** Start of Material provided **

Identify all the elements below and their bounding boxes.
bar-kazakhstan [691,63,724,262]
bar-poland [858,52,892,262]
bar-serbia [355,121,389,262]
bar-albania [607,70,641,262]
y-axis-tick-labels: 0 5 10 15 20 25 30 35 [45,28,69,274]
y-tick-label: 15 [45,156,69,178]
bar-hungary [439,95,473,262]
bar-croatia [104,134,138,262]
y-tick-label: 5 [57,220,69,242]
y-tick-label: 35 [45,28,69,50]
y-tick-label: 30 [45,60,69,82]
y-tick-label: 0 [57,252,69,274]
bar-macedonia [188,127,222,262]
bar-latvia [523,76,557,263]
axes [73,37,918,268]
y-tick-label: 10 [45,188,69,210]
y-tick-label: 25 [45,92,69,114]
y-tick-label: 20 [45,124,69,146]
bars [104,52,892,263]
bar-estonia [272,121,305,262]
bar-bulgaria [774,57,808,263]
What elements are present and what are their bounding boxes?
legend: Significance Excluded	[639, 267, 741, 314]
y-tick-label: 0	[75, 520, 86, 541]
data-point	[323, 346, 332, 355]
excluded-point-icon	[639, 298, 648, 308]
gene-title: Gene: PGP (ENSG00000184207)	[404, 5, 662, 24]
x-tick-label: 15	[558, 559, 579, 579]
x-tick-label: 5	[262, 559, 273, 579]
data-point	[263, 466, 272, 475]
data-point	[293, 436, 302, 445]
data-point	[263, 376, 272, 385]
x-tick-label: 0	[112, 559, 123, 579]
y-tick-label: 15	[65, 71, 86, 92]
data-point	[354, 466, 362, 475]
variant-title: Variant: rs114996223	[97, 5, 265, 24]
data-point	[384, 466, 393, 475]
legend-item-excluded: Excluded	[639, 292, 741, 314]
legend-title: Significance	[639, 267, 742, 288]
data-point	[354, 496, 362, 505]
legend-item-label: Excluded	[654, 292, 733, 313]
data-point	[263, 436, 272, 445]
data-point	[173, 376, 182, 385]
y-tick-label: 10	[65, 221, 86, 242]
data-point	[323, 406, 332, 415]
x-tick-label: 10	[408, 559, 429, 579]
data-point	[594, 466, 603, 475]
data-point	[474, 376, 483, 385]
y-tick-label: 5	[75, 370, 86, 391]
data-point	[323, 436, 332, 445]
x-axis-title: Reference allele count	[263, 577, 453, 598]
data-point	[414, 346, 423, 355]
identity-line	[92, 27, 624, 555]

** End of Material provided **

# [Problem description]
Count the lines of the records above that contain the string "title", matching case exactly. Give only the number.

# [In response]
4